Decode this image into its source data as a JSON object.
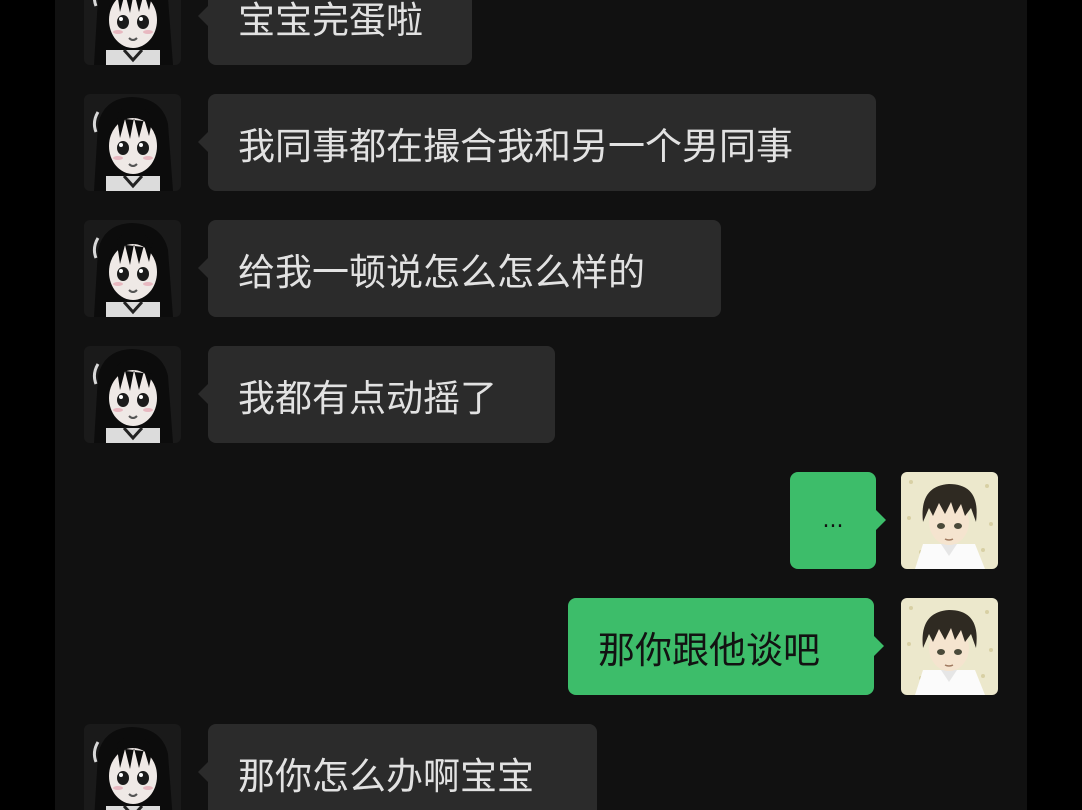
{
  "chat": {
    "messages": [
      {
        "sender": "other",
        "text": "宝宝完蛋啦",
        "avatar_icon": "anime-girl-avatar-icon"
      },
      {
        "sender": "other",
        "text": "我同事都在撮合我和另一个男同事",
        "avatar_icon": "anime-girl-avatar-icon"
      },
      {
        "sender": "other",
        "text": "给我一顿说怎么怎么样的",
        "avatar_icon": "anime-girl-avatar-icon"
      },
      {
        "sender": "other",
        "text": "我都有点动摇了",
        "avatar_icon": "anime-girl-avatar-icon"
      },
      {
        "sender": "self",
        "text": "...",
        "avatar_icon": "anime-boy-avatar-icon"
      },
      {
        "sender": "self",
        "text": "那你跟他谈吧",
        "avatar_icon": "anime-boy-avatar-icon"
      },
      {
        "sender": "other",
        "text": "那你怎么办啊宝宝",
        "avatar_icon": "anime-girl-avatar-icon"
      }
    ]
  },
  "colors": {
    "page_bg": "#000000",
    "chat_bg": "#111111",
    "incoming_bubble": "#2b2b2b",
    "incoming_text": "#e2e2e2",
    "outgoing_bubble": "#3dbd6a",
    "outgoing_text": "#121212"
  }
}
= = = =
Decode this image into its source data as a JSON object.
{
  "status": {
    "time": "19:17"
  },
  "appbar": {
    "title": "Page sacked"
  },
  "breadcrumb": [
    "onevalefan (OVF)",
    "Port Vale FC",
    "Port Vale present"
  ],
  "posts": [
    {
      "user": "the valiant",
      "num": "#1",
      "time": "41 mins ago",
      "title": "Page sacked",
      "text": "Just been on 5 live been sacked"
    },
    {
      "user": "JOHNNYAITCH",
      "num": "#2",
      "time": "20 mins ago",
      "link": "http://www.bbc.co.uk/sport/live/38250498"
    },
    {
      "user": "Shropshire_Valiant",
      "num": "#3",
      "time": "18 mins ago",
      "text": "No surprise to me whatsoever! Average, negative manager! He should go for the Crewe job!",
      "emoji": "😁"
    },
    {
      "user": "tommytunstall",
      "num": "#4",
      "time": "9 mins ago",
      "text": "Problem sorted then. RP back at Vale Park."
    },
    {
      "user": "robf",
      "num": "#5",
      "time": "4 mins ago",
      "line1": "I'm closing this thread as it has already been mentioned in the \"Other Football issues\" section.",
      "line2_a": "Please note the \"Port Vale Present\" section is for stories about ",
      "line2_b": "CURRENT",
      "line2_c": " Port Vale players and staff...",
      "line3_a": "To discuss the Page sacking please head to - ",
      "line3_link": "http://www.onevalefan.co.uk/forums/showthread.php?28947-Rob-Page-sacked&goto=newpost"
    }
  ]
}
= = = =
Your objective:
Take every line that includes the string "section" and copy it.

Completed task:
      "line1": "I'm closing this thread as it has already been mentioned in the \"Other Football issues\" section.",
      "line2_a": "Please note the \"Port Vale Present\" section is for stories about ",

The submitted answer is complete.